◆ Records about charts and figures
********
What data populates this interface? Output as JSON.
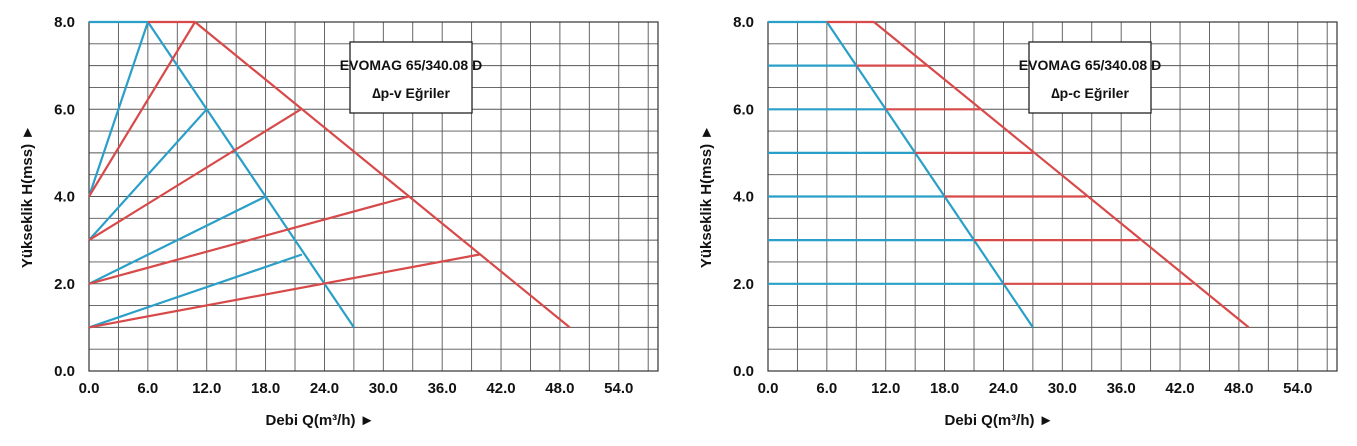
{
  "charts": [
    {
      "id": "left",
      "box_title": "EVOMAG 65/340.08 D",
      "box_subtitle": "∆p-v Eğriler",
      "chart_data": {
        "type": "line",
        "xlabel": "Debi Q(m³/h) ►",
        "ylabel": "Yükseklik H(mss) ►",
        "xlim": [
          0,
          58
        ],
        "ylim": [
          0,
          8
        ],
        "x_ticks": [
          "0.0",
          "6.0",
          "12.0",
          "18.0",
          "24.0",
          "30.0",
          "36.0",
          "42.0",
          "48.0",
          "54.0"
        ],
        "x_tick_values": [
          0,
          6,
          12,
          18,
          24,
          30,
          36,
          42,
          48,
          54
        ],
        "y_ticks": [
          "0.0",
          "2.0",
          "4.0",
          "6.0",
          "8.0"
        ],
        "y_tick_values": [
          0,
          2,
          4,
          6,
          8
        ],
        "grid": true,
        "colors": {
          "blue": "#2a9fc7",
          "red": "#d84a4a"
        },
        "series": [
          {
            "color": "blue",
            "points": [
              [
                0,
                8
              ],
              [
                6,
                8
              ],
              [
                27,
                1
              ]
            ]
          },
          {
            "color": "blue",
            "points": [
              [
                0,
                4
              ],
              [
                6,
                8
              ]
            ]
          },
          {
            "color": "blue",
            "points": [
              [
                0,
                3
              ],
              [
                12,
                6
              ]
            ]
          },
          {
            "color": "blue",
            "points": [
              [
                0,
                2
              ],
              [
                18,
                4
              ]
            ]
          },
          {
            "color": "blue",
            "points": [
              [
                0,
                1
              ],
              [
                21.7,
                2.67
              ]
            ]
          },
          {
            "color": "red",
            "points": [
              [
                6,
                8
              ],
              [
                10.8,
                8
              ],
              [
                49,
                1
              ]
            ]
          },
          {
            "color": "red",
            "points": [
              [
                0,
                4
              ],
              [
                10.8,
                8
              ]
            ]
          },
          {
            "color": "red",
            "points": [
              [
                0,
                3
              ],
              [
                21.6,
                6
              ]
            ]
          },
          {
            "color": "red",
            "points": [
              [
                0,
                2
              ],
              [
                32.6,
                4
              ]
            ]
          },
          {
            "color": "red",
            "points": [
              [
                0,
                1
              ],
              [
                39.8,
                2.67
              ]
            ]
          }
        ]
      }
    },
    {
      "id": "right",
      "box_title": "EVOMAG 65/340.08 D",
      "box_subtitle": "∆p-c Eğriler",
      "chart_data": {
        "type": "line",
        "xlabel": "Debi Q(m³/h) ►",
        "ylabel": "Yükseklik H(mss) ►",
        "xlim": [
          0,
          58
        ],
        "ylim": [
          0,
          8
        ],
        "x_ticks": [
          "0.0",
          "6.0",
          "12.0",
          "18.0",
          "24.0",
          "30.0",
          "36.0",
          "42.0",
          "48.0",
          "54.0"
        ],
        "x_tick_values": [
          0,
          6,
          12,
          18,
          24,
          30,
          36,
          42,
          48,
          54
        ],
        "y_ticks": [
          "0.0",
          "2.0",
          "4.0",
          "6.0",
          "8.0"
        ],
        "y_tick_values": [
          0,
          2,
          4,
          6,
          8
        ],
        "grid": true,
        "colors": {
          "blue": "#2a9fc7",
          "red": "#d84a4a"
        },
        "series": [
          {
            "color": "blue",
            "points": [
              [
                0,
                8
              ],
              [
                6,
                8
              ],
              [
                27,
                1
              ]
            ]
          },
          {
            "color": "blue",
            "points": [
              [
                0,
                7
              ],
              [
                9,
                7
              ]
            ]
          },
          {
            "color": "blue",
            "points": [
              [
                0,
                6
              ],
              [
                12,
                6
              ]
            ]
          },
          {
            "color": "blue",
            "points": [
              [
                0,
                5
              ],
              [
                15,
                5
              ]
            ]
          },
          {
            "color": "blue",
            "points": [
              [
                0,
                4
              ],
              [
                18,
                4
              ]
            ]
          },
          {
            "color": "blue",
            "points": [
              [
                0,
                3
              ],
              [
                21,
                3
              ]
            ]
          },
          {
            "color": "blue",
            "points": [
              [
                0,
                2
              ],
              [
                24,
                2
              ]
            ]
          },
          {
            "color": "red",
            "points": [
              [
                6,
                8
              ],
              [
                10.8,
                8
              ],
              [
                49,
                1
              ]
            ]
          },
          {
            "color": "red",
            "points": [
              [
                9,
                7
              ],
              [
                16.2,
                7
              ]
            ]
          },
          {
            "color": "red",
            "points": [
              [
                12,
                6
              ],
              [
                21.6,
                6
              ]
            ]
          },
          {
            "color": "red",
            "points": [
              [
                15,
                5
              ],
              [
                27,
                5
              ]
            ]
          },
          {
            "color": "red",
            "points": [
              [
                18,
                4
              ],
              [
                32.4,
                4
              ]
            ]
          },
          {
            "color": "red",
            "points": [
              [
                21,
                3
              ],
              [
                37.8,
                3
              ]
            ]
          },
          {
            "color": "red",
            "points": [
              [
                24,
                2
              ],
              [
                43.2,
                2
              ]
            ]
          }
        ]
      }
    }
  ]
}
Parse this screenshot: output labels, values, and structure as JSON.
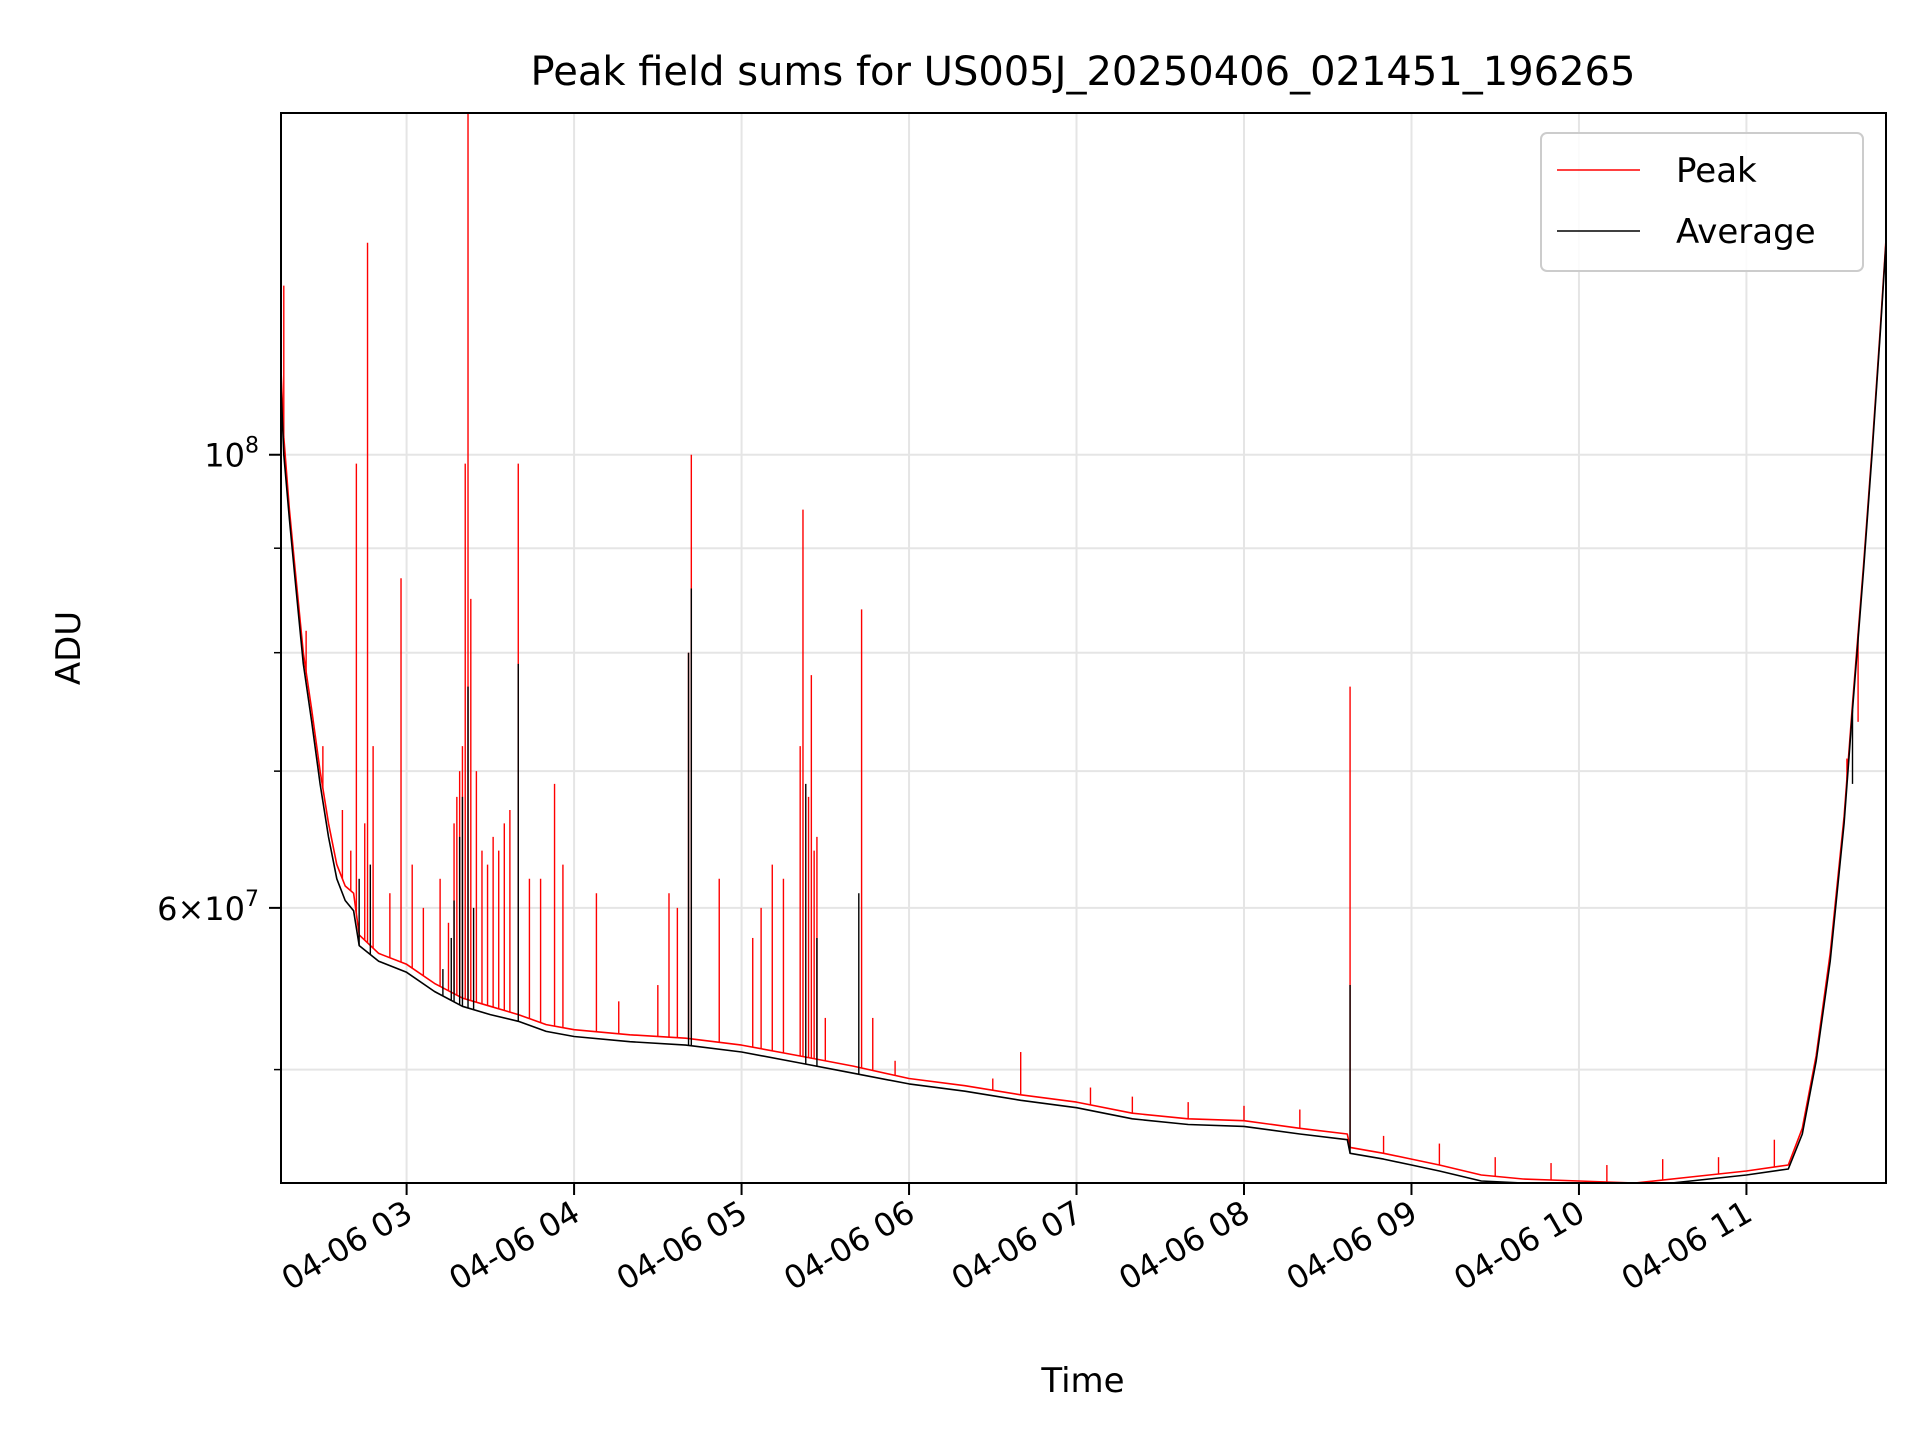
{
  "chart_data": {
    "type": "line",
    "title": "Peak field sums for US005J_20250406_021451_196265",
    "xlabel": "Time",
    "ylabel": "ADU",
    "yscale": "log",
    "grid": true,
    "legend_position": "top-right",
    "x_range": [
      "2025-04-06T02:15",
      "2025-04-06T11:50"
    ],
    "ylim": [
      44000000,
      147000000
    ],
    "x_ticks": [
      {
        "t": "2025-04-06T03:00",
        "label": "04-06 03"
      },
      {
        "t": "2025-04-06T04:00",
        "label": "04-06 04"
      },
      {
        "t": "2025-04-06T05:00",
        "label": "04-06 05"
      },
      {
        "t": "2025-04-06T06:00",
        "label": "04-06 06"
      },
      {
        "t": "2025-04-06T07:00",
        "label": "04-06 07"
      },
      {
        "t": "2025-04-06T08:00",
        "label": "04-06 08"
      },
      {
        "t": "2025-04-06T09:00",
        "label": "04-06 09"
      },
      {
        "t": "2025-04-06T10:00",
        "label": "04-06 10"
      },
      {
        "t": "2025-04-06T11:00",
        "label": "04-06 11"
      }
    ],
    "y_ticks": [
      {
        "value": 60000000,
        "label_base": "6×10",
        "label_exp": "7"
      },
      {
        "value": 100000000,
        "label_base": "10",
        "label_exp": "8"
      }
    ],
    "y_minor_ticks": [
      50000000,
      70000000,
      80000000,
      90000000
    ],
    "series": [
      {
        "name": "Average",
        "color": "#000000",
        "points": [
          [
            "2025-04-06T02:15",
            108000000
          ],
          [
            "2025-04-06T02:16",
            100000000
          ],
          [
            "2025-04-06T02:18",
            93000000
          ],
          [
            "2025-04-06T02:20",
            87000000
          ],
          [
            "2025-04-06T02:23",
            79000000
          ],
          [
            "2025-04-06T02:26",
            74000000
          ],
          [
            "2025-04-06T02:29",
            69000000
          ],
          [
            "2025-04-06T02:32",
            65000000
          ],
          [
            "2025-04-06T02:35",
            62000000
          ],
          [
            "2025-04-06T02:38",
            60500000
          ],
          [
            "2025-04-06T02:41",
            59800000
          ],
          [
            "2025-04-06T02:43",
            57500000
          ],
          [
            "2025-04-06T02:50",
            56500000
          ],
          [
            "2025-04-06T03:00",
            55800000
          ],
          [
            "2025-04-06T03:10",
            54600000
          ],
          [
            "2025-04-06T03:20",
            53700000
          ],
          [
            "2025-04-06T03:30",
            53200000
          ],
          [
            "2025-04-06T03:40",
            52800000
          ],
          [
            "2025-04-06T03:50",
            52200000
          ],
          [
            "2025-04-06T04:00",
            51900000
          ],
          [
            "2025-04-06T04:20",
            51600000
          ],
          [
            "2025-04-06T04:40",
            51400000
          ],
          [
            "2025-04-06T05:00",
            51000000
          ],
          [
            "2025-04-06T05:20",
            50400000
          ],
          [
            "2025-04-06T05:40",
            49800000
          ],
          [
            "2025-04-06T06:00",
            49200000
          ],
          [
            "2025-04-06T06:20",
            48800000
          ],
          [
            "2025-04-06T06:40",
            48300000
          ],
          [
            "2025-04-06T07:00",
            47900000
          ],
          [
            "2025-04-06T07:20",
            47300000
          ],
          [
            "2025-04-06T07:40",
            47000000
          ],
          [
            "2025-04-06T08:00",
            46900000
          ],
          [
            "2025-04-06T08:20",
            46500000
          ],
          [
            "2025-04-06T08:37",
            46200000
          ],
          [
            "2025-04-06T08:38",
            45500000
          ],
          [
            "2025-04-06T08:50",
            45200000
          ],
          [
            "2025-04-06T09:00",
            44900000
          ],
          [
            "2025-04-06T09:10",
            44600000
          ],
          [
            "2025-04-06T09:25",
            44100000
          ],
          [
            "2025-04-06T09:40",
            44000000
          ],
          [
            "2025-04-06T10:00",
            43900000
          ],
          [
            "2025-04-06T10:20",
            43800000
          ],
          [
            "2025-04-06T10:40",
            44100000
          ],
          [
            "2025-04-06T11:00",
            44400000
          ],
          [
            "2025-04-06T11:15",
            44700000
          ],
          [
            "2025-04-06T11:20",
            46500000
          ],
          [
            "2025-04-06T11:25",
            50500000
          ],
          [
            "2025-04-06T11:30",
            56500000
          ],
          [
            "2025-04-06T11:35",
            66000000
          ],
          [
            "2025-04-06T11:38",
            75000000
          ],
          [
            "2025-04-06T11:42",
            88000000
          ],
          [
            "2025-04-06T11:45",
            100000000
          ],
          [
            "2025-04-06T11:48",
            115000000
          ],
          [
            "2025-04-06T11:50",
            127000000
          ]
        ],
        "spikes": [
          [
            "2025-04-06T02:43",
            62000000
          ],
          [
            "2025-04-06T02:47",
            63000000
          ],
          [
            "2025-04-06T03:13",
            56000000
          ],
          [
            "2025-04-06T03:16",
            58000000
          ],
          [
            "2025-04-06T03:17",
            60500000
          ],
          [
            "2025-04-06T03:19",
            65000000
          ],
          [
            "2025-04-06T03:20",
            68000000
          ],
          [
            "2025-04-06T03:22",
            77000000
          ],
          [
            "2025-04-06T03:24",
            60000000
          ],
          [
            "2025-04-06T03:40",
            79000000
          ],
          [
            "2025-04-06T04:41",
            80000000
          ],
          [
            "2025-04-06T04:42",
            86000000
          ],
          [
            "2025-04-06T05:23",
            69000000
          ],
          [
            "2025-04-06T05:27",
            58000000
          ],
          [
            "2025-04-06T05:42",
            61000000
          ],
          [
            "2025-04-06T08:38",
            55000000
          ],
          [
            "2025-04-06T11:38",
            69000000
          ]
        ]
      },
      {
        "name": "Peak",
        "color": "#ff0000",
        "points": [
          [
            "2025-04-06T02:15",
            110000000
          ],
          [
            "2025-04-06T02:16",
            102000000
          ],
          [
            "2025-04-06T02:18",
            94000000
          ],
          [
            "2025-04-06T02:20",
            88000000
          ],
          [
            "2025-04-06T02:23",
            80000000
          ],
          [
            "2025-04-06T02:26",
            75000000
          ],
          [
            "2025-04-06T02:29",
            70000000
          ],
          [
            "2025-04-06T02:32",
            66000000
          ],
          [
            "2025-04-06T02:35",
            63000000
          ],
          [
            "2025-04-06T02:38",
            61500000
          ],
          [
            "2025-04-06T02:41",
            61000000
          ],
          [
            "2025-04-06T02:43",
            58200000
          ],
          [
            "2025-04-06T02:50",
            57000000
          ],
          [
            "2025-04-06T03:00",
            56300000
          ],
          [
            "2025-04-06T03:10",
            55100000
          ],
          [
            "2025-04-06T03:20",
            54200000
          ],
          [
            "2025-04-06T03:30",
            53700000
          ],
          [
            "2025-04-06T03:40",
            53200000
          ],
          [
            "2025-04-06T03:50",
            52600000
          ],
          [
            "2025-04-06T04:00",
            52300000
          ],
          [
            "2025-04-06T04:20",
            52000000
          ],
          [
            "2025-04-06T04:40",
            51800000
          ],
          [
            "2025-04-06T05:00",
            51400000
          ],
          [
            "2025-04-06T05:20",
            50800000
          ],
          [
            "2025-04-06T05:40",
            50200000
          ],
          [
            "2025-04-06T06:00",
            49500000
          ],
          [
            "2025-04-06T06:20",
            49100000
          ],
          [
            "2025-04-06T06:40",
            48600000
          ],
          [
            "2025-04-06T07:00",
            48200000
          ],
          [
            "2025-04-06T07:20",
            47600000
          ],
          [
            "2025-04-06T07:40",
            47300000
          ],
          [
            "2025-04-06T08:00",
            47200000
          ],
          [
            "2025-04-06T08:20",
            46800000
          ],
          [
            "2025-04-06T08:37",
            46500000
          ],
          [
            "2025-04-06T08:38",
            45800000
          ],
          [
            "2025-04-06T08:50",
            45500000
          ],
          [
            "2025-04-06T09:00",
            45200000
          ],
          [
            "2025-04-06T09:10",
            44900000
          ],
          [
            "2025-04-06T09:25",
            44400000
          ],
          [
            "2025-04-06T09:40",
            44200000
          ],
          [
            "2025-04-06T10:00",
            44100000
          ],
          [
            "2025-04-06T10:20",
            44000000
          ],
          [
            "2025-04-06T10:40",
            44300000
          ],
          [
            "2025-04-06T11:00",
            44600000
          ],
          [
            "2025-04-06T11:15",
            44900000
          ],
          [
            "2025-04-06T11:20",
            46800000
          ],
          [
            "2025-04-06T11:25",
            50800000
          ],
          [
            "2025-04-06T11:30",
            57000000
          ],
          [
            "2025-04-06T11:35",
            66500000
          ],
          [
            "2025-04-06T11:38",
            75500000
          ],
          [
            "2025-04-06T11:42",
            88500000
          ],
          [
            "2025-04-06T11:45",
            100500000
          ],
          [
            "2025-04-06T11:48",
            115500000
          ],
          [
            "2025-04-06T11:50",
            127500000
          ]
        ],
        "spikes": [
          [
            "2025-04-06T02:16",
            121000000
          ],
          [
            "2025-04-06T02:24",
            82000000
          ],
          [
            "2025-04-06T02:30",
            72000000
          ],
          [
            "2025-04-06T02:37",
            67000000
          ],
          [
            "2025-04-06T02:40",
            64000000
          ],
          [
            "2025-04-06T02:42",
            99000000
          ],
          [
            "2025-04-06T02:45",
            66000000
          ],
          [
            "2025-04-06T02:46",
            127000000
          ],
          [
            "2025-04-06T02:48",
            72000000
          ],
          [
            "2025-04-06T02:54",
            61000000
          ],
          [
            "2025-04-06T02:58",
            87000000
          ],
          [
            "2025-04-06T03:02",
            63000000
          ],
          [
            "2025-04-06T03:06",
            60000000
          ],
          [
            "2025-04-06T03:12",
            62000000
          ],
          [
            "2025-04-06T03:15",
            59000000
          ],
          [
            "2025-04-06T03:17",
            66000000
          ],
          [
            "2025-04-06T03:18",
            68000000
          ],
          [
            "2025-04-06T03:19",
            70000000
          ],
          [
            "2025-04-06T03:20",
            72000000
          ],
          [
            "2025-04-06T03:21",
            99000000
          ],
          [
            "2025-04-06T03:22",
            147000000
          ],
          [
            "2025-04-06T03:23",
            85000000
          ],
          [
            "2025-04-06T03:25",
            70000000
          ],
          [
            "2025-04-06T03:27",
            64000000
          ],
          [
            "2025-04-06T03:29",
            63000000
          ],
          [
            "2025-04-06T03:31",
            65000000
          ],
          [
            "2025-04-06T03:33",
            64000000
          ],
          [
            "2025-04-06T03:35",
            66000000
          ],
          [
            "2025-04-06T03:37",
            67000000
          ],
          [
            "2025-04-06T03:40",
            99000000
          ],
          [
            "2025-04-06T03:44",
            62000000
          ],
          [
            "2025-04-06T03:48",
            62000000
          ],
          [
            "2025-04-06T03:53",
            69000000
          ],
          [
            "2025-04-06T03:56",
            63000000
          ],
          [
            "2025-04-06T04:08",
            61000000
          ],
          [
            "2025-04-06T04:16",
            54000000
          ],
          [
            "2025-04-06T04:30",
            55000000
          ],
          [
            "2025-04-06T04:34",
            61000000
          ],
          [
            "2025-04-06T04:37",
            60000000
          ],
          [
            "2025-04-06T04:41",
            80000000
          ],
          [
            "2025-04-06T04:42",
            100000000
          ],
          [
            "2025-04-06T04:52",
            62000000
          ],
          [
            "2025-04-06T05:04",
            58000000
          ],
          [
            "2025-04-06T05:07",
            60000000
          ],
          [
            "2025-04-06T05:11",
            63000000
          ],
          [
            "2025-04-06T05:15",
            62000000
          ],
          [
            "2025-04-06T05:21",
            72000000
          ],
          [
            "2025-04-06T05:22",
            94000000
          ],
          [
            "2025-04-06T05:24",
            68000000
          ],
          [
            "2025-04-06T05:25",
            78000000
          ],
          [
            "2025-04-06T05:26",
            64000000
          ],
          [
            "2025-04-06T05:27",
            65000000
          ],
          [
            "2025-04-06T05:30",
            53000000
          ],
          [
            "2025-04-06T05:43",
            84000000
          ],
          [
            "2025-04-06T05:47",
            53000000
          ],
          [
            "2025-04-06T05:55",
            50500000
          ],
          [
            "2025-04-06T06:30",
            49500000
          ],
          [
            "2025-04-06T06:40",
            51000000
          ],
          [
            "2025-04-06T07:05",
            49000000
          ],
          [
            "2025-04-06T07:20",
            48500000
          ],
          [
            "2025-04-06T07:40",
            48200000
          ],
          [
            "2025-04-06T08:00",
            48000000
          ],
          [
            "2025-04-06T08:20",
            47800000
          ],
          [
            "2025-04-06T08:38",
            77000000
          ],
          [
            "2025-04-06T08:50",
            46400000
          ],
          [
            "2025-04-06T09:10",
            46000000
          ],
          [
            "2025-04-06T09:30",
            45300000
          ],
          [
            "2025-04-06T09:50",
            45000000
          ],
          [
            "2025-04-06T10:10",
            44900000
          ],
          [
            "2025-04-06T10:30",
            45200000
          ],
          [
            "2025-04-06T10:50",
            45300000
          ],
          [
            "2025-04-06T11:10",
            46200000
          ],
          [
            "2025-04-06T11:36",
            71000000
          ],
          [
            "2025-04-06T11:40",
            74000000
          ]
        ]
      }
    ],
    "legend": [
      {
        "name": "Peak",
        "color": "#ff0000"
      },
      {
        "name": "Average",
        "color": "#000000"
      }
    ]
  }
}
********
◆ Short problem
Count how many lines above include the word "Eğriler" and answer with that figure only.

◆ Result of this task
2